* MATERIAL FOR THE TASK
=====

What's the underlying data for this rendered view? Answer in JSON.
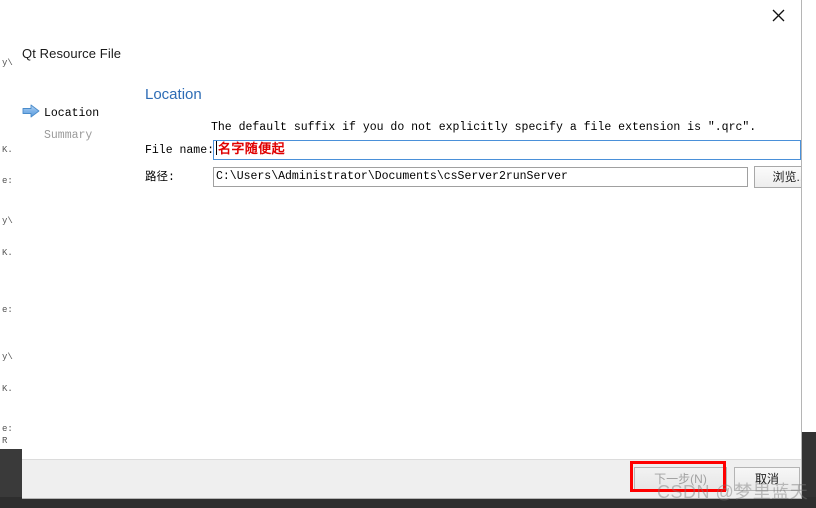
{
  "window": {
    "title": "Qt Resource File",
    "close_icon": "close-icon"
  },
  "steps": [
    {
      "label": "Location",
      "state": "current",
      "icon": "blue-arrow-icon"
    },
    {
      "label": "Summary",
      "state": "upcoming",
      "icon": ""
    }
  ],
  "pane": {
    "title": "Location",
    "hint": "The default suffix if you do not explicitly specify a file extension is \".qrc\"."
  },
  "fields": {
    "file_name": {
      "label": "File name:",
      "value": "名字随便起",
      "placeholder": "",
      "text_color": "#e00000",
      "border_color": "#4a90d9"
    },
    "path": {
      "label": "路径:",
      "value": "C:\\Users\\Administrator\\Documents\\csServer2runServer",
      "placeholder": "",
      "browse_label": "浏览..."
    }
  },
  "buttons": {
    "next": {
      "label": "下一步(N)",
      "enabled": false
    },
    "cancel": {
      "label": "取消",
      "enabled": true
    }
  },
  "annotation": {
    "highlight_color": "#ff0000",
    "target": "next-button"
  },
  "watermark": {
    "text": "CSDN @梦里蓝天"
  },
  "background": {
    "editor_fragments": [
      "y\\",
      "K.",
      "e:",
      "y\\",
      "K.",
      "e:",
      "y\\",
      "K.",
      "e:",
      "R"
    ]
  }
}
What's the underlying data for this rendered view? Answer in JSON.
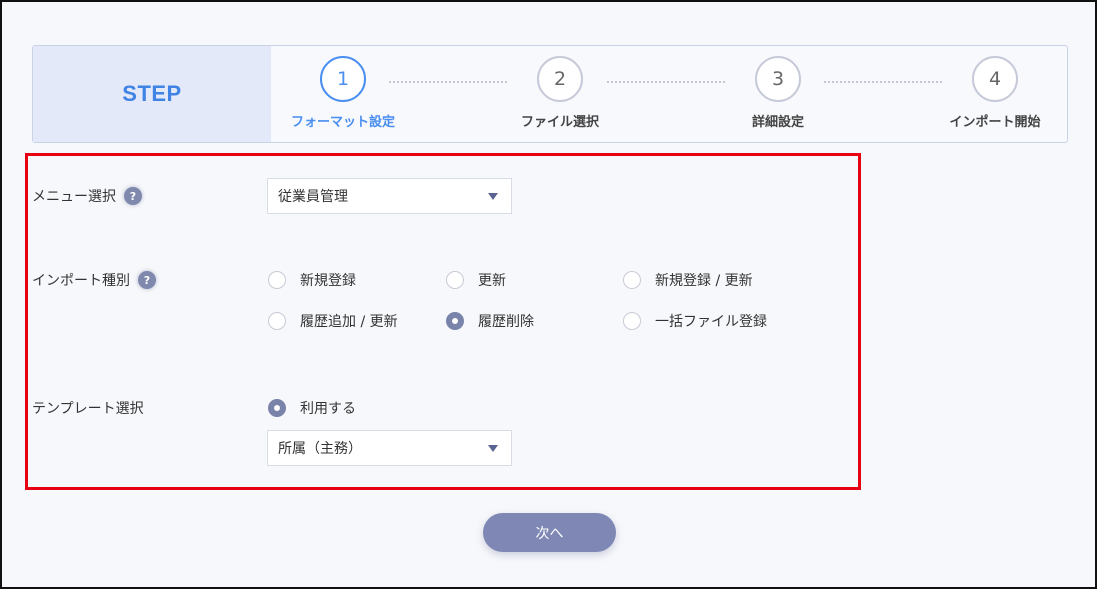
{
  "steps": {
    "label": "STEP",
    "items": [
      {
        "number": "1",
        "name": "フォーマット設定",
        "active": true
      },
      {
        "number": "2",
        "name": "ファイル選択",
        "active": false
      },
      {
        "number": "3",
        "name": "詳細設定",
        "active": false
      },
      {
        "number": "4",
        "name": "インポート開始",
        "active": false
      }
    ]
  },
  "form": {
    "menu": {
      "label": "メニュー選択",
      "help": "?",
      "selected": "従業員管理"
    },
    "import_type": {
      "label": "インポート種別",
      "help": "?",
      "options": [
        {
          "label": "新規登録",
          "checked": false
        },
        {
          "label": "更新",
          "checked": false
        },
        {
          "label": "新規登録 / 更新",
          "checked": false
        },
        {
          "label": "履歴追加 / 更新",
          "checked": false
        },
        {
          "label": "履歴削除",
          "checked": true
        },
        {
          "label": "一括ファイル登録",
          "checked": false
        }
      ]
    },
    "template": {
      "label": "テンプレート選択",
      "use_option": {
        "label": "利用する",
        "checked": true
      },
      "selected": "所属（主務）"
    }
  },
  "next_button": "次へ",
  "colors": {
    "accent": "#4a8ef0",
    "step_label": "#3f84e5",
    "highlight_border": "#e60012",
    "radio_checked": "#7a84ab",
    "button": "#7f88b5"
  }
}
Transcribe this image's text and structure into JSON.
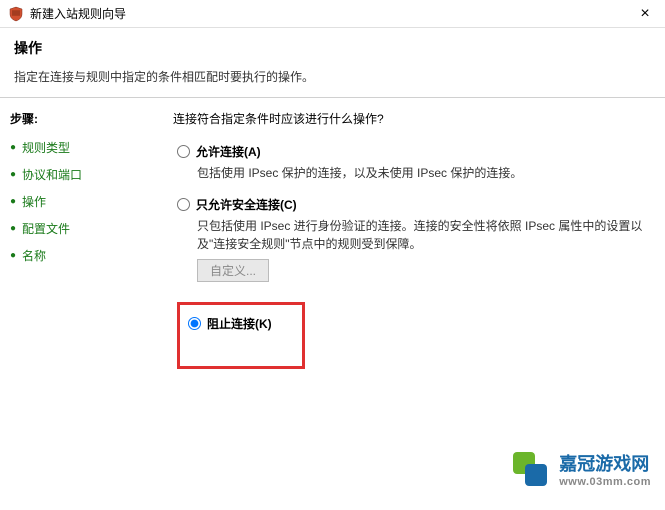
{
  "window": {
    "title": "新建入站规则向导",
    "close": "×"
  },
  "header": {
    "title": "操作",
    "subtitle": "指定在连接与规则中指定的条件相匹配时要执行的操作。"
  },
  "sidebar": {
    "steps_label": "步骤:",
    "items": [
      {
        "label": "规则类型"
      },
      {
        "label": "协议和端口"
      },
      {
        "label": "操作"
      },
      {
        "label": "配置文件"
      },
      {
        "label": "名称"
      }
    ]
  },
  "content": {
    "question": "连接符合指定条件时应该进行什么操作?",
    "options": {
      "allow": {
        "label": "允许连接(A)",
        "desc": "包括使用 IPsec 保护的连接，以及未使用 IPsec 保护的连接。"
      },
      "allow_secure": {
        "label": "只允许安全连接(C)",
        "desc": "只包括使用 IPsec 进行身份验证的连接。连接的安全性将依照 IPsec 属性中的设置以及\"连接安全规则\"节点中的规则受到保障。",
        "custom_btn": "自定义..."
      },
      "block": {
        "label": "阻止连接(K)"
      }
    }
  },
  "watermark": {
    "text": "嘉冠游戏网",
    "url": "www.03mm.com"
  }
}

=====

* SET EXERCISE
Write out the entries above word for word. Do not include the pictures.

* RESULT OF THE EXERCISE
What's the underlying data for this rendered view? Answer in JSON.
{
  "window": {
    "title": "Qt Resource File",
    "close_icon": "close-icon"
  },
  "steps": [
    {
      "label": "Location",
      "state": "current",
      "icon": "blue-arrow-icon"
    },
    {
      "label": "Summary",
      "state": "upcoming",
      "icon": ""
    }
  ],
  "pane": {
    "title": "Location",
    "hint": "The default suffix if you do not explicitly specify a file extension is \".qrc\"."
  },
  "fields": {
    "file_name": {
      "label": "File name:",
      "value": "名字随便起",
      "placeholder": "",
      "text_color": "#e00000",
      "border_color": "#4a90d9"
    },
    "path": {
      "label": "路径:",
      "value": "C:\\Users\\Administrator\\Documents\\csServer2runServer",
      "placeholder": "",
      "browse_label": "浏览..."
    }
  },
  "buttons": {
    "next": {
      "label": "下一步(N)",
      "enabled": false
    },
    "cancel": {
      "label": "取消",
      "enabled": true
    }
  },
  "annotation": {
    "highlight_color": "#ff0000",
    "target": "next-button"
  },
  "watermark": {
    "text": "CSDN @梦里蓝天"
  },
  "background": {
    "editor_fragments": [
      "y\\",
      "K.",
      "e:",
      "y\\",
      "K.",
      "e:",
      "y\\",
      "K.",
      "e:",
      "R"
    ]
  }
}
What's the underlying data for this rendered view? Answer in JSON.
{
  "steps": {
    "label": "STEP",
    "items": [
      {
        "number": "1",
        "name": "フォーマット設定",
        "active": true
      },
      {
        "number": "2",
        "name": "ファイル選択",
        "active": false
      },
      {
        "number": "3",
        "name": "詳細設定",
        "active": false
      },
      {
        "number": "4",
        "name": "インポート開始",
        "active": false
      }
    ]
  },
  "form": {
    "menu": {
      "label": "メニュー選択",
      "help": "?",
      "selected": "従業員管理"
    },
    "import_type": {
      "label": "インポート種別",
      "help": "?",
      "options": [
        {
          "label": "新規登録",
          "checked": false
        },
        {
          "label": "更新",
          "checked": false
        },
        {
          "label": "新規登録 / 更新",
          "checked": false
        },
        {
          "label": "履歴追加 / 更新",
          "checked": false
        },
        {
          "label": "履歴削除",
          "checked": true
        },
        {
          "label": "一括ファイル登録",
          "checked": false
        }
      ]
    },
    "template": {
      "label": "テンプレート選択",
      "use_option": {
        "label": "利用する",
        "checked": true
      },
      "selected": "所属（主務）"
    }
  },
  "next_button": "次へ",
  "colors": {
    "accent": "#4a8ef0",
    "step_label": "#3f84e5",
    "highlight_border": "#e60012",
    "radio_checked": "#7a84ab",
    "button": "#7f88b5"
  }
}
Transcribe this image's text and structure into JSON.
{
  "window": {
    "title": "新建入站规则向导",
    "close": "×"
  },
  "header": {
    "title": "操作",
    "subtitle": "指定在连接与规则中指定的条件相匹配时要执行的操作。"
  },
  "sidebar": {
    "steps_label": "步骤:",
    "items": [
      {
        "label": "规则类型"
      },
      {
        "label": "协议和端口"
      },
      {
        "label": "操作"
      },
      {
        "label": "配置文件"
      },
      {
        "label": "名称"
      }
    ]
  },
  "content": {
    "question": "连接符合指定条件时应该进行什么操作?",
    "options": {
      "allow": {
        "label": "允许连接(A)",
        "desc": "包括使用 IPsec 保护的连接，以及未使用 IPsec 保护的连接。"
      },
      "allow_secure": {
        "label": "只允许安全连接(C)",
        "desc": "只包括使用 IPsec 进行身份验证的连接。连接的安全性将依照 IPsec 属性中的设置以及\"连接安全规则\"节点中的规则受到保障。",
        "custom_btn": "自定义..."
      },
      "block": {
        "label": "阻止连接(K)"
      }
    }
  },
  "watermark": {
    "text": "嘉冠游戏网",
    "url": "www.03mm.com"
  }
}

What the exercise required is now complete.